◆ **Task objective**
Tell how many lines include the string "大学团总支宣传部工作计划书". Answer with a single number.

# # # # # # #

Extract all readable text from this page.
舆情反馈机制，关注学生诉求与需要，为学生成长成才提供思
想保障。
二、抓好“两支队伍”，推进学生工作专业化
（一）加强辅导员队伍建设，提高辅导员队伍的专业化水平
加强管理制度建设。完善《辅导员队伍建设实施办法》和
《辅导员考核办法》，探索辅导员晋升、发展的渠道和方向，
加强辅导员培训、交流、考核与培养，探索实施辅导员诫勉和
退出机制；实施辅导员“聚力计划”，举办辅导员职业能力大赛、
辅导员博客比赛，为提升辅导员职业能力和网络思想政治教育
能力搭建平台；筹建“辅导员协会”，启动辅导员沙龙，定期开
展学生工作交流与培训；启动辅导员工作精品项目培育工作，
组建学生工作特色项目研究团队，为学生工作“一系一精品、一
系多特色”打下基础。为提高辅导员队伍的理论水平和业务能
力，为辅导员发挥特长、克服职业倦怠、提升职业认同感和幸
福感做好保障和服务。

# # # # # # #

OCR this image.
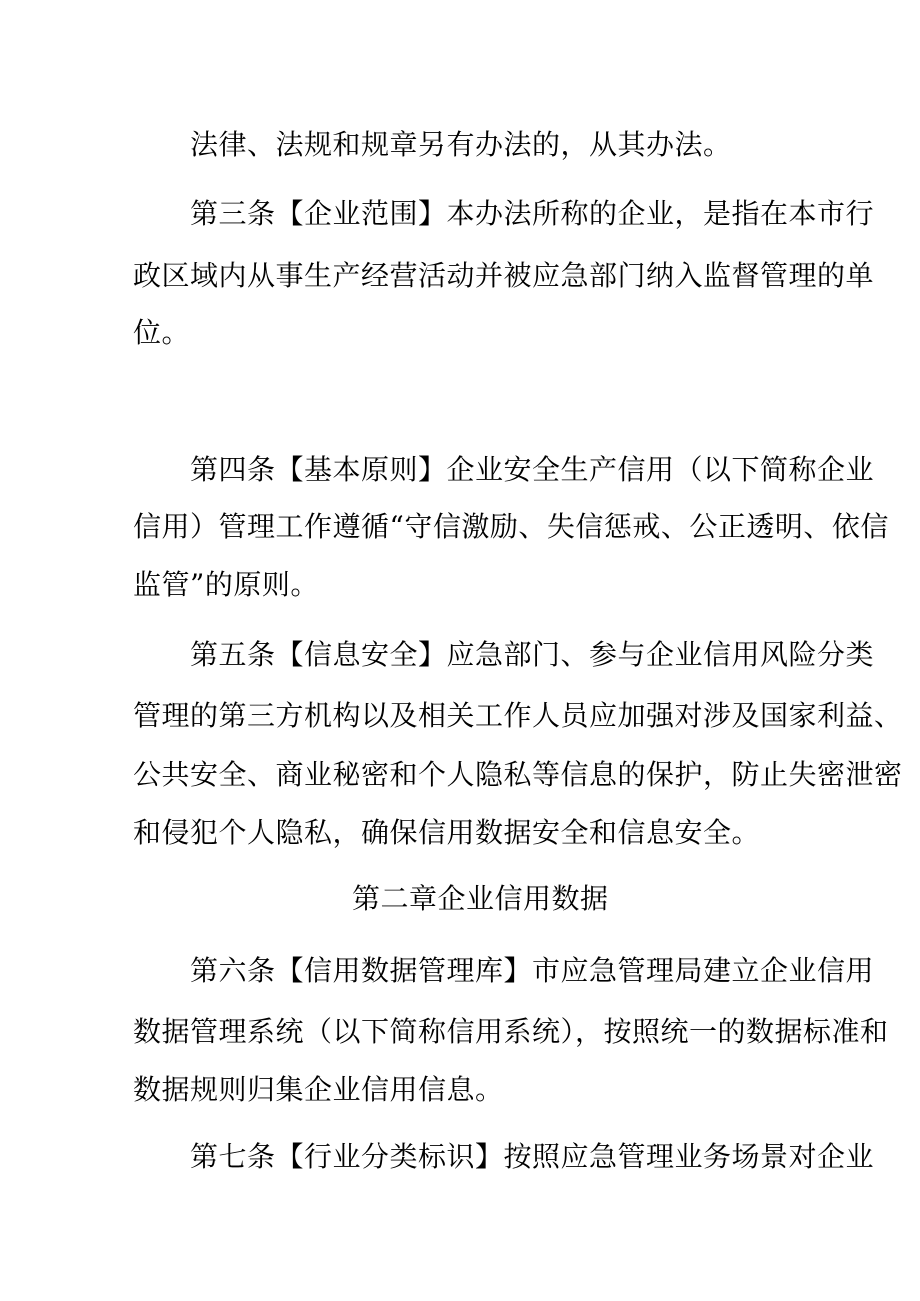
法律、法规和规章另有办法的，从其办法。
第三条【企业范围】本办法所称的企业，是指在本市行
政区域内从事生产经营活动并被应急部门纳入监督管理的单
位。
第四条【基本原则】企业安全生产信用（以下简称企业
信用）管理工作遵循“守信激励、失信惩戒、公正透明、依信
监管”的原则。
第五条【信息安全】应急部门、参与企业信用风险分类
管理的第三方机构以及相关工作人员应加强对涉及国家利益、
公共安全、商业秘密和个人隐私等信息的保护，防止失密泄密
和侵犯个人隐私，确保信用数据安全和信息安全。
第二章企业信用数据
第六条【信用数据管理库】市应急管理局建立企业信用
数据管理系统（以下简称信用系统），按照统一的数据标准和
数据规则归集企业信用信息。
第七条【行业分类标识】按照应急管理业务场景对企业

# # # # # # #

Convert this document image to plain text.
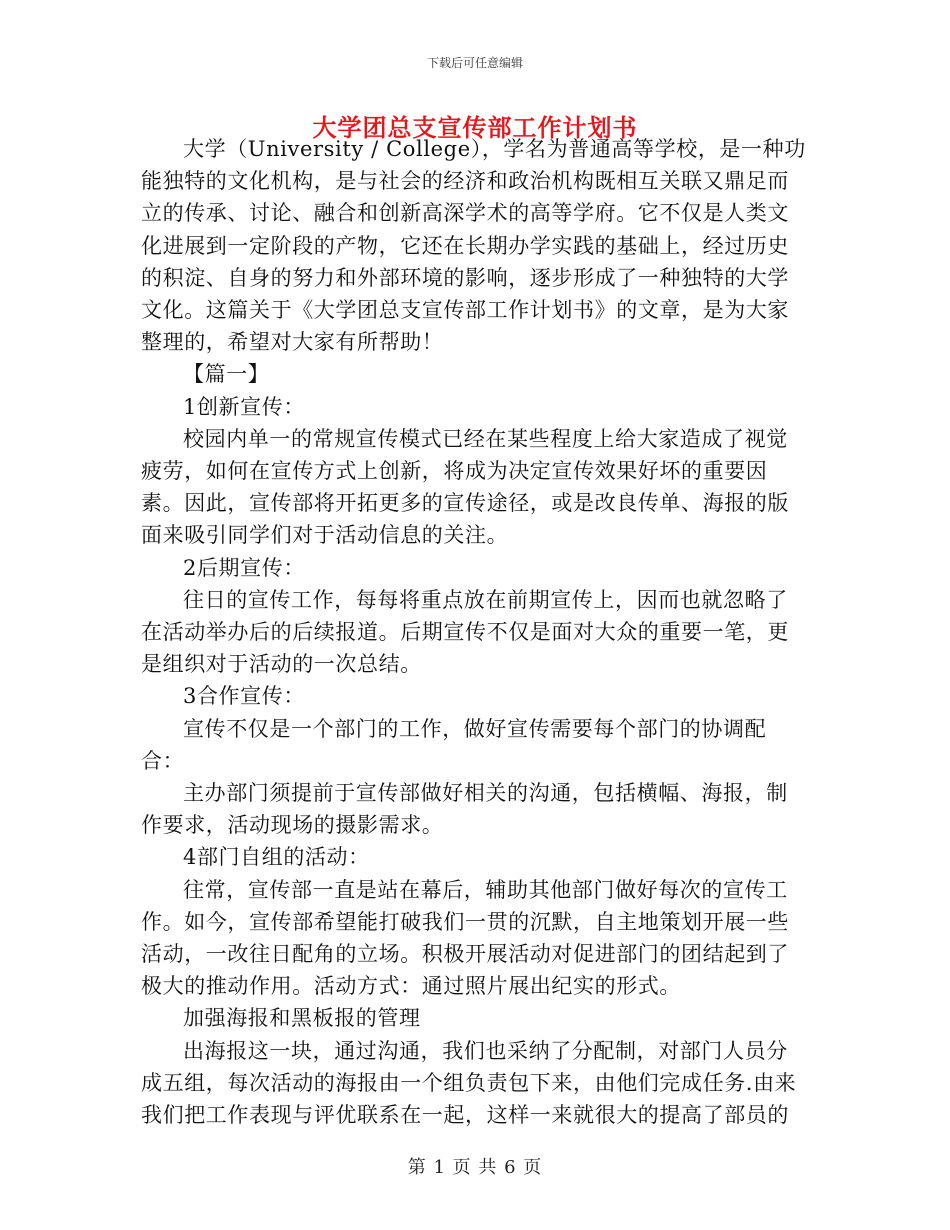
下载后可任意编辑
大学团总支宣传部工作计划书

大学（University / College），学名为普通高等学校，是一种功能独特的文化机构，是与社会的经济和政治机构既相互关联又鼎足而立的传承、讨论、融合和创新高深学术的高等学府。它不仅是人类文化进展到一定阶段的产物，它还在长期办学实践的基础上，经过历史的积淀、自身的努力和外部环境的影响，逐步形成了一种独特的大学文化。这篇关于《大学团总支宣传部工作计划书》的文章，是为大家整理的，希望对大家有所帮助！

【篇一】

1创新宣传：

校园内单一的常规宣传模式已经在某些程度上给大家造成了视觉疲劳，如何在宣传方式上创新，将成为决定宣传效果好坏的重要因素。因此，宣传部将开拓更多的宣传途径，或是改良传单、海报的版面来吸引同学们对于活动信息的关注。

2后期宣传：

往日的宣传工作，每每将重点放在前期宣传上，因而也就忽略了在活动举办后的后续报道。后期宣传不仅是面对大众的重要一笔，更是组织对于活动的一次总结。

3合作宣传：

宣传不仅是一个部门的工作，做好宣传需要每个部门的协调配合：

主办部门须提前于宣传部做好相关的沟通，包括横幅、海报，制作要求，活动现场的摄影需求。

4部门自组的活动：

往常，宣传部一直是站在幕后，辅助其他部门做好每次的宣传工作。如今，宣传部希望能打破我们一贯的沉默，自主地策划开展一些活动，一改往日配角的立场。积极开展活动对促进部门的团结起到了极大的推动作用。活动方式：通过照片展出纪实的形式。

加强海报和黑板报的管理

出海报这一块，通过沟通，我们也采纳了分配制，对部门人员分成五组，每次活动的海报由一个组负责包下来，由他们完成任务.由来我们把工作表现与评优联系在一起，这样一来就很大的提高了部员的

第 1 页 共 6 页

# # # # # # #

◆ **Exercise output**
2